# Exercise inputs
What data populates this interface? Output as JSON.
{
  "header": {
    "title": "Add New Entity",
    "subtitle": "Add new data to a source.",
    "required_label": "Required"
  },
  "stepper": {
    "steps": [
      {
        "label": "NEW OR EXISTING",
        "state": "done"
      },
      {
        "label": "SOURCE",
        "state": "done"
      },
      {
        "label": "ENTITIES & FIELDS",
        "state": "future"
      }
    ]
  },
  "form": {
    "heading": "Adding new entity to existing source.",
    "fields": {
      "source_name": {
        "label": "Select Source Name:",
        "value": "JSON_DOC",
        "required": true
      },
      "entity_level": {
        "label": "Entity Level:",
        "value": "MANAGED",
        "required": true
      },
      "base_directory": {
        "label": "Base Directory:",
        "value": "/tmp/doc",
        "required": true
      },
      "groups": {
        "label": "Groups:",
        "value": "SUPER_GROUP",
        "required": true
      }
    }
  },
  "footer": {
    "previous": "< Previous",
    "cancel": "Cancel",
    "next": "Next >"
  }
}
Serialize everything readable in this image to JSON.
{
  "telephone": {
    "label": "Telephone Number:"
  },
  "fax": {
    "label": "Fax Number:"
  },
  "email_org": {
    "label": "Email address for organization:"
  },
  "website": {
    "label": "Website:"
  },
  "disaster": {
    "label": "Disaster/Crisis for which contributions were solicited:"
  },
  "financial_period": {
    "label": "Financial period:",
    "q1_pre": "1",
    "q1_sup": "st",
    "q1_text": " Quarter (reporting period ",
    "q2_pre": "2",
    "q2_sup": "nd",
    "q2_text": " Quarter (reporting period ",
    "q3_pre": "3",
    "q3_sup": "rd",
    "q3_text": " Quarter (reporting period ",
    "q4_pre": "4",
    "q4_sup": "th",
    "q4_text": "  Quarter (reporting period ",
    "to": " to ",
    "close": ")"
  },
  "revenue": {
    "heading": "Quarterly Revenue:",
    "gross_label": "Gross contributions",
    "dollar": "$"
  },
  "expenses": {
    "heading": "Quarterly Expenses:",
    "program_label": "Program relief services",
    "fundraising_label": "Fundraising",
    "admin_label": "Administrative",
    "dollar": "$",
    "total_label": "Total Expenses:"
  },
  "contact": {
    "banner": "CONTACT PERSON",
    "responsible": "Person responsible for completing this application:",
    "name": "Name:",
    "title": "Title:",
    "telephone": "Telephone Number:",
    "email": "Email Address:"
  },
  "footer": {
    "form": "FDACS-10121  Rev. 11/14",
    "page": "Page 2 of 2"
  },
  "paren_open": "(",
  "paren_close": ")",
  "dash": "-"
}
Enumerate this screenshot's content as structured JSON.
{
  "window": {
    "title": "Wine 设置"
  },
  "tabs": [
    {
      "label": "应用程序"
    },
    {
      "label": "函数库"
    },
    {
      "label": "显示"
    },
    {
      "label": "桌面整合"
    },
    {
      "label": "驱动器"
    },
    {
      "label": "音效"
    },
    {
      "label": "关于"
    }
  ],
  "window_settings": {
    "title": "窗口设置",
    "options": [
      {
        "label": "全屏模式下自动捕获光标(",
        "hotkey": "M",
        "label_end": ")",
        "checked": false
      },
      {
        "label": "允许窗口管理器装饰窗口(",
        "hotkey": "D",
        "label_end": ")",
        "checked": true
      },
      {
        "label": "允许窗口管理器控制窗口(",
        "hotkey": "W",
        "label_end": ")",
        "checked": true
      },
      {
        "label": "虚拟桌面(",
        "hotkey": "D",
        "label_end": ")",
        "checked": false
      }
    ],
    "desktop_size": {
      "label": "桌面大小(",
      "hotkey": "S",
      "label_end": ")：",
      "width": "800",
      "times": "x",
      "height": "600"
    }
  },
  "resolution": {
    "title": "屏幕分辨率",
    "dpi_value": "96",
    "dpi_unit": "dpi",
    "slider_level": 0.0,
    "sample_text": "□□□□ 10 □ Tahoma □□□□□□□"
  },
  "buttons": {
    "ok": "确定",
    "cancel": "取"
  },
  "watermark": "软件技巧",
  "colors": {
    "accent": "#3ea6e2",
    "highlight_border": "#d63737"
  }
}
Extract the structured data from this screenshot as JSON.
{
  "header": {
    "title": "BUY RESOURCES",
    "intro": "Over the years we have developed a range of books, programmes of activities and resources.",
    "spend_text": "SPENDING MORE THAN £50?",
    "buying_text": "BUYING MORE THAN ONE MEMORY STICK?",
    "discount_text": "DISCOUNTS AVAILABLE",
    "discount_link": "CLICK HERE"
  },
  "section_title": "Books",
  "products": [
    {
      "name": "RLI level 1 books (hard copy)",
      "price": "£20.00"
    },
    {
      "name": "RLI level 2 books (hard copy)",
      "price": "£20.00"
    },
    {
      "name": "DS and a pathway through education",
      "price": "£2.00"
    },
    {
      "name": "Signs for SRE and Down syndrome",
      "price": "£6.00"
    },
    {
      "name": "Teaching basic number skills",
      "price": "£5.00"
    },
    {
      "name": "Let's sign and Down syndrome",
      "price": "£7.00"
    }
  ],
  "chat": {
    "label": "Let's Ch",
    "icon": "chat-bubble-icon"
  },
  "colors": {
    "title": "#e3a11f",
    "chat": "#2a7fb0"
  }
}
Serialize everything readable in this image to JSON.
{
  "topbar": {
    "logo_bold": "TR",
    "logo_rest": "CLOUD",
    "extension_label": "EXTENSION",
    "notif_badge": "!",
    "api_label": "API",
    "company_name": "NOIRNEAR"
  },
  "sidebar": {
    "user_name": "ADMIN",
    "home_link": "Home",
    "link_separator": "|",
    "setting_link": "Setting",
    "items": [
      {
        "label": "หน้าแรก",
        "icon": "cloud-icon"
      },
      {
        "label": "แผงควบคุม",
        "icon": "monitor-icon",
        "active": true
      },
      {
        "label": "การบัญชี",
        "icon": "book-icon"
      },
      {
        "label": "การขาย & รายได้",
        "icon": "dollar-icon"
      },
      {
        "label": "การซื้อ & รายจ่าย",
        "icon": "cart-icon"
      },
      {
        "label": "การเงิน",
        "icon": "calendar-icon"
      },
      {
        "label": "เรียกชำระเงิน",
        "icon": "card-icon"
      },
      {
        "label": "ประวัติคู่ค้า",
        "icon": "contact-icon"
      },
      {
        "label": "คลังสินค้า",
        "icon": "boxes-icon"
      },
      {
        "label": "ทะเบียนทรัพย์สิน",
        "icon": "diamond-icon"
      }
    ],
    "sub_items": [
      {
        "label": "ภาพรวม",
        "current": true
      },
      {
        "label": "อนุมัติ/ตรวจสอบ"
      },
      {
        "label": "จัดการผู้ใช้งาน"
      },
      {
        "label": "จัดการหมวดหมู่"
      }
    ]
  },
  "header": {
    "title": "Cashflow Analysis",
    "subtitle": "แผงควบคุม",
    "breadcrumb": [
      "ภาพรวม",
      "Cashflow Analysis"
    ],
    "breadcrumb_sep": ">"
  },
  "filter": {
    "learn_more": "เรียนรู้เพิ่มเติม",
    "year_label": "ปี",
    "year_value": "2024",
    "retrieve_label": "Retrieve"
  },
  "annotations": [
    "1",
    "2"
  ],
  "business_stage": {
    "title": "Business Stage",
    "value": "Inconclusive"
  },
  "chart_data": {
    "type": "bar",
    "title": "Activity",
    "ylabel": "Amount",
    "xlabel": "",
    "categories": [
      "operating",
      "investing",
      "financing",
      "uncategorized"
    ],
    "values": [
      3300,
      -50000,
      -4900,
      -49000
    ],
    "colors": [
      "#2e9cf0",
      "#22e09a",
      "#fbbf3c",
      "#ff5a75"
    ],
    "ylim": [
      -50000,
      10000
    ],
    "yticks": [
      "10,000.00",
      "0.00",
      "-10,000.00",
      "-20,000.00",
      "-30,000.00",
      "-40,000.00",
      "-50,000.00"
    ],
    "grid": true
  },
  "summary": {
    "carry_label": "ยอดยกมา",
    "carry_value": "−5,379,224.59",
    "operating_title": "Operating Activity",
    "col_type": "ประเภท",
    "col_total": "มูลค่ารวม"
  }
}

# Directions for this task
Examine the data above and state how many of its lines contain the word "Down", with no further remarks.

# Written answer
2